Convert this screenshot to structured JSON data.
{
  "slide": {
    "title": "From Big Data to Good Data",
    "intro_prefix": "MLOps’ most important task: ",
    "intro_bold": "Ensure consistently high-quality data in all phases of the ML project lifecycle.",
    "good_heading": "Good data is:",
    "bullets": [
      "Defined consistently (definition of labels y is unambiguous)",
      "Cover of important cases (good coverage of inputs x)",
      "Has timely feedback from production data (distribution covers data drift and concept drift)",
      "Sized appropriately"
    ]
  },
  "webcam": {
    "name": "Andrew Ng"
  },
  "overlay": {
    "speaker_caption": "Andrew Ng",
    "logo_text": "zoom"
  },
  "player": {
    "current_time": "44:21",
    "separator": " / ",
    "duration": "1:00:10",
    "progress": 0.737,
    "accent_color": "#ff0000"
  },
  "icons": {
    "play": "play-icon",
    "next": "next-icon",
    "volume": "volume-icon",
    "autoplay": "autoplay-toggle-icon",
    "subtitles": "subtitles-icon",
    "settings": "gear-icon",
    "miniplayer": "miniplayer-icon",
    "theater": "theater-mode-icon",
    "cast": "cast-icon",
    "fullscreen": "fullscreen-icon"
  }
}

————

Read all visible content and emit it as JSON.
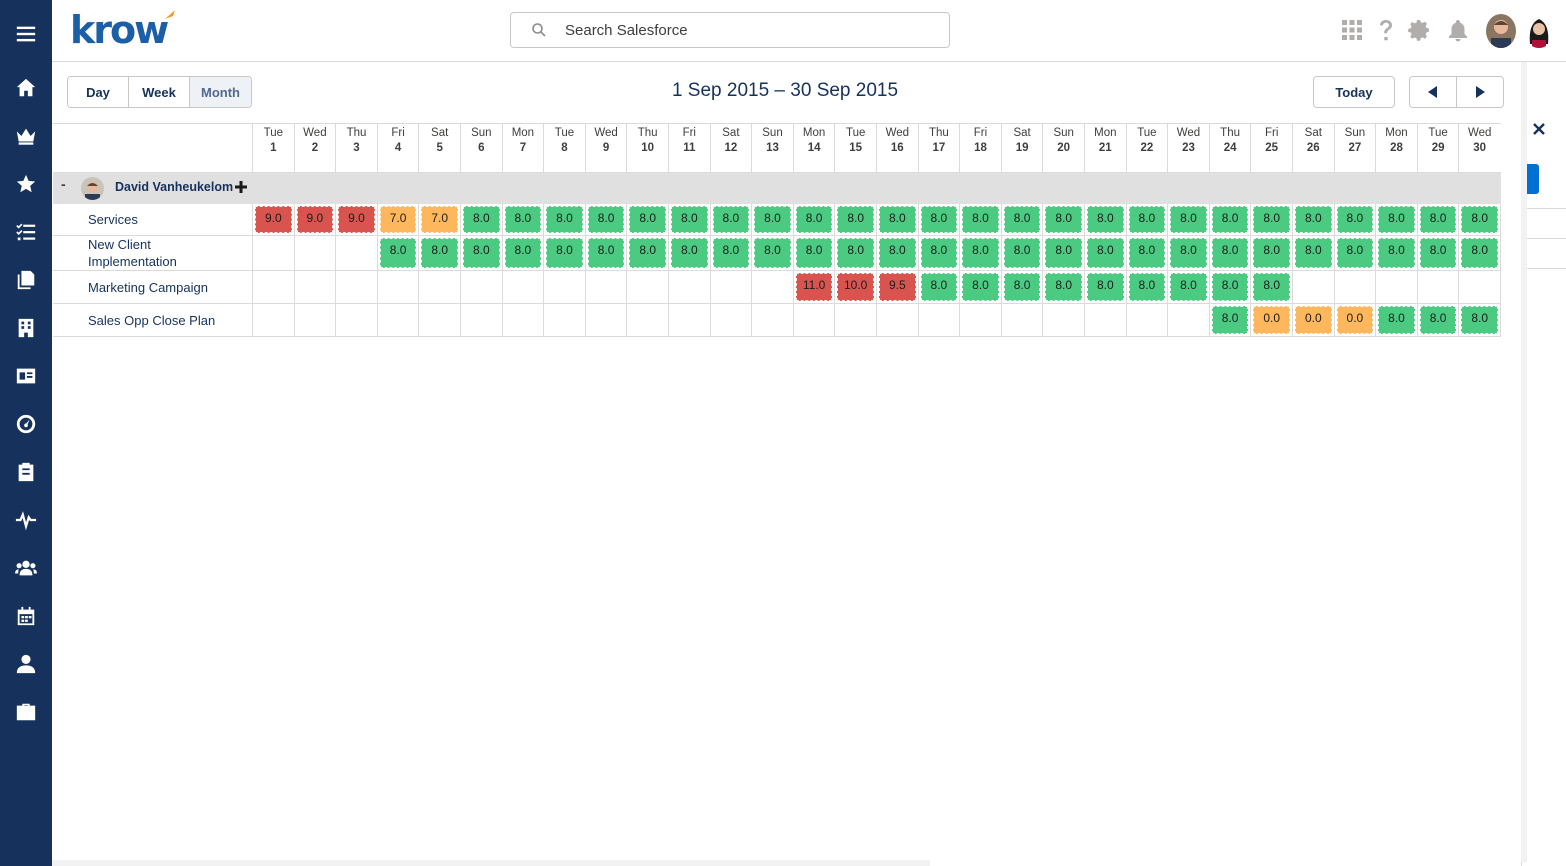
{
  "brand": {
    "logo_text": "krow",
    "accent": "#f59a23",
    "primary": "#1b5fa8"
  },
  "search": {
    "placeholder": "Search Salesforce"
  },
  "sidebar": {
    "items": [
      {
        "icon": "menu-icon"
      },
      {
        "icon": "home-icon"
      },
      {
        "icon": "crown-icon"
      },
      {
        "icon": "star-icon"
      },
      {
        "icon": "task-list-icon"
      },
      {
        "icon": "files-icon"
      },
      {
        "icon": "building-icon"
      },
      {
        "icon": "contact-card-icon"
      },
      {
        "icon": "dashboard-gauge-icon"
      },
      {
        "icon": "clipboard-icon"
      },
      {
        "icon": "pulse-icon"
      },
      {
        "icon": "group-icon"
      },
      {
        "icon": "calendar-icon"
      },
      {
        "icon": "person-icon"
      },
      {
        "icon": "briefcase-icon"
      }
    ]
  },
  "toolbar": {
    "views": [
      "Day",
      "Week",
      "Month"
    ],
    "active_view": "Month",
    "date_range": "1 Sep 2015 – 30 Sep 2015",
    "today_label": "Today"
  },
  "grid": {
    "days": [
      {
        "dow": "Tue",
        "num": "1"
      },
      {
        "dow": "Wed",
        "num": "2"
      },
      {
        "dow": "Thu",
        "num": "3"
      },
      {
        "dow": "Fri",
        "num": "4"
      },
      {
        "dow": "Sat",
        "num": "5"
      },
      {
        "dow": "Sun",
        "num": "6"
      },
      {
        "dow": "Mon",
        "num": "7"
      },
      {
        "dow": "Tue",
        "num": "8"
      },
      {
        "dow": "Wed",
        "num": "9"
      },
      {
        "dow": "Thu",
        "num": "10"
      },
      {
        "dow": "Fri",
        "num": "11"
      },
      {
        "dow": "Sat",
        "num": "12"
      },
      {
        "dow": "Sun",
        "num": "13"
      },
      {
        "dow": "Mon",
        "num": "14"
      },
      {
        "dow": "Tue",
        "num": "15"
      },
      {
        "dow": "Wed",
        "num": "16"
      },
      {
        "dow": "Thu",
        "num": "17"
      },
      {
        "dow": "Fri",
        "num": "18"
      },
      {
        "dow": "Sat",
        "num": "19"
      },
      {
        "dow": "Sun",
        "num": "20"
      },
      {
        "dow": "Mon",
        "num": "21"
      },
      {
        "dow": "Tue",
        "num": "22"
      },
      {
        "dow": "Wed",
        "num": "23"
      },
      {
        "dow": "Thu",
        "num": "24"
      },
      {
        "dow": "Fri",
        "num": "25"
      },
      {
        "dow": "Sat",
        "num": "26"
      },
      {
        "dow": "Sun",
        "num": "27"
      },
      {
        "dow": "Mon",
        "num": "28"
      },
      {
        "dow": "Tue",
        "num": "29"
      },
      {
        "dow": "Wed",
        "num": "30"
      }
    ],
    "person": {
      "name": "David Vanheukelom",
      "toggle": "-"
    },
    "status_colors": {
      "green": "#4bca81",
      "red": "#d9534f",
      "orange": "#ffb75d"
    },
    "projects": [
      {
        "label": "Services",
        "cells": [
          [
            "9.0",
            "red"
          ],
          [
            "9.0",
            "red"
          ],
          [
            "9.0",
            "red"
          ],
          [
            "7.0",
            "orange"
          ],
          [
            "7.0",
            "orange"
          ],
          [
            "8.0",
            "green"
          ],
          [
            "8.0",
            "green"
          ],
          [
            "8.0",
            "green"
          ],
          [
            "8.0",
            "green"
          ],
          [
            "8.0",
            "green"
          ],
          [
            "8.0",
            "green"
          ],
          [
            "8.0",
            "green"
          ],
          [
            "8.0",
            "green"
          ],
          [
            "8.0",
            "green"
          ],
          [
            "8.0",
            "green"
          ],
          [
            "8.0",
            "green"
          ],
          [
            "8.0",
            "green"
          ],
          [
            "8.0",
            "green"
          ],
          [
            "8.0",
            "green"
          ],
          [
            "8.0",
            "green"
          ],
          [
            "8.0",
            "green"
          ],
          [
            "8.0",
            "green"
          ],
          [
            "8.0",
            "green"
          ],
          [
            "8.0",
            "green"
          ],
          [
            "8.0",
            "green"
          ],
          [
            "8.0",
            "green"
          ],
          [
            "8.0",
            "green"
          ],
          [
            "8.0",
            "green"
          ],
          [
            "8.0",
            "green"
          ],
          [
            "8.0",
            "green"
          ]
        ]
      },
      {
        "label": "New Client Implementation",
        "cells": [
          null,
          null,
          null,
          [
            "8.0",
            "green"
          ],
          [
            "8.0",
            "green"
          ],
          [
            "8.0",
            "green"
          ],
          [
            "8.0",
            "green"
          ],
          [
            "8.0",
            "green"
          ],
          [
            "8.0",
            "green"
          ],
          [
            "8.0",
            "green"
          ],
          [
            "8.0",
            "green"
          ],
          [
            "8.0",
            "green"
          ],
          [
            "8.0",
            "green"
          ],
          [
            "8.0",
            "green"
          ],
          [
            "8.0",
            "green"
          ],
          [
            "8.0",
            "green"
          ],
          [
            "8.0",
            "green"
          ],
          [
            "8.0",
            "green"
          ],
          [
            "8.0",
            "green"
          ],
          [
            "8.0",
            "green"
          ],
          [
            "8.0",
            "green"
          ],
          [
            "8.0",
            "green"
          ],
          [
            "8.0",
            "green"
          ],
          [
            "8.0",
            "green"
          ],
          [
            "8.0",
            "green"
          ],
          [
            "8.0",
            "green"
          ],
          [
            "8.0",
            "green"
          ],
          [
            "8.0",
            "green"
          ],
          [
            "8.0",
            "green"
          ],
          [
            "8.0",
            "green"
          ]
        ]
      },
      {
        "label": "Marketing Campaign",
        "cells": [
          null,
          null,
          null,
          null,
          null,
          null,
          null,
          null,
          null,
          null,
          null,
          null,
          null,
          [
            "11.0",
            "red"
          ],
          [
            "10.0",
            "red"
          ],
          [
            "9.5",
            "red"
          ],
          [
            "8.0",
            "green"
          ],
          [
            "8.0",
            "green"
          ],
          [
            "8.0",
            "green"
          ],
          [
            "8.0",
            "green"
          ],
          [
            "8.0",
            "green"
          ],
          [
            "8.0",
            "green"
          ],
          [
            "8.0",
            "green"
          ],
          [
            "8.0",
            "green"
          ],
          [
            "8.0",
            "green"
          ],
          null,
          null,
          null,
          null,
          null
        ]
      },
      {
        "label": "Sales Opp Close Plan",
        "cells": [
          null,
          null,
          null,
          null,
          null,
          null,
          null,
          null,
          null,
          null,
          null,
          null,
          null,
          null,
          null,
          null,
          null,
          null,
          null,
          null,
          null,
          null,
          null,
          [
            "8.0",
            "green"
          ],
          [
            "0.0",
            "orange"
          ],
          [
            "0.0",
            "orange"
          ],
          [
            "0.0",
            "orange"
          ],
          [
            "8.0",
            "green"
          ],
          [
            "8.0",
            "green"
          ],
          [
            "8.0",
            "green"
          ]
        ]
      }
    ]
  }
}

————

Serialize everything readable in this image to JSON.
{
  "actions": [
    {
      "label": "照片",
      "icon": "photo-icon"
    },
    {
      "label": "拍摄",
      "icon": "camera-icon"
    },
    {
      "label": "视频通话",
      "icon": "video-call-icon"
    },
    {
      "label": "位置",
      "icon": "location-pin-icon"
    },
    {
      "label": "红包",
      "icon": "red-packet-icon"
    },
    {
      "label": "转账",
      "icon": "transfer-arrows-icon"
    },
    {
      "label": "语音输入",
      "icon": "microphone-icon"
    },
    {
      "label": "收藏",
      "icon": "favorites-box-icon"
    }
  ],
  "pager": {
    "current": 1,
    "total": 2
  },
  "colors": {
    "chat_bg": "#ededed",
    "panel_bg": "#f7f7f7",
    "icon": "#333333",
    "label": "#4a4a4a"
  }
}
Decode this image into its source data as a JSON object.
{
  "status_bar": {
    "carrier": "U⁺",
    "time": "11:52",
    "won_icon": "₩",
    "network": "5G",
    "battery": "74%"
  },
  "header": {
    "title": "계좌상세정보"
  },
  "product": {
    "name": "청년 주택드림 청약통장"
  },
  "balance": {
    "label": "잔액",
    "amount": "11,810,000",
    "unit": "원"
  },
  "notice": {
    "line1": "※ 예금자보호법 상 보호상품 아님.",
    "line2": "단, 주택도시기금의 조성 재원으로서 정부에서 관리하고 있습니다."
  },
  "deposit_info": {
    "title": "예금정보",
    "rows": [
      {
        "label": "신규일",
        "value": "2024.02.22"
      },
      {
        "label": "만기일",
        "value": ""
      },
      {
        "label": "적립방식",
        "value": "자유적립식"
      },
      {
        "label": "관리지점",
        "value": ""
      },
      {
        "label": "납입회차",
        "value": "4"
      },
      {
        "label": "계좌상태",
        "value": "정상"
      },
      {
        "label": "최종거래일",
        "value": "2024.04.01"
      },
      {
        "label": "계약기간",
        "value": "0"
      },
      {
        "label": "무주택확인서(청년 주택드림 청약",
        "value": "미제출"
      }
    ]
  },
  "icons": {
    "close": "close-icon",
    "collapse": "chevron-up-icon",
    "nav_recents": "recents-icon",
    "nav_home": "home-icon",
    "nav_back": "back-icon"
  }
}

————

Copy out every line of the data that includes the word "name".

> EXERCISE SOLUTION
    "name": "Andrew Ng"
      "name": "David Vanheukelom",
    "name": "청년 주택드림 청약통장"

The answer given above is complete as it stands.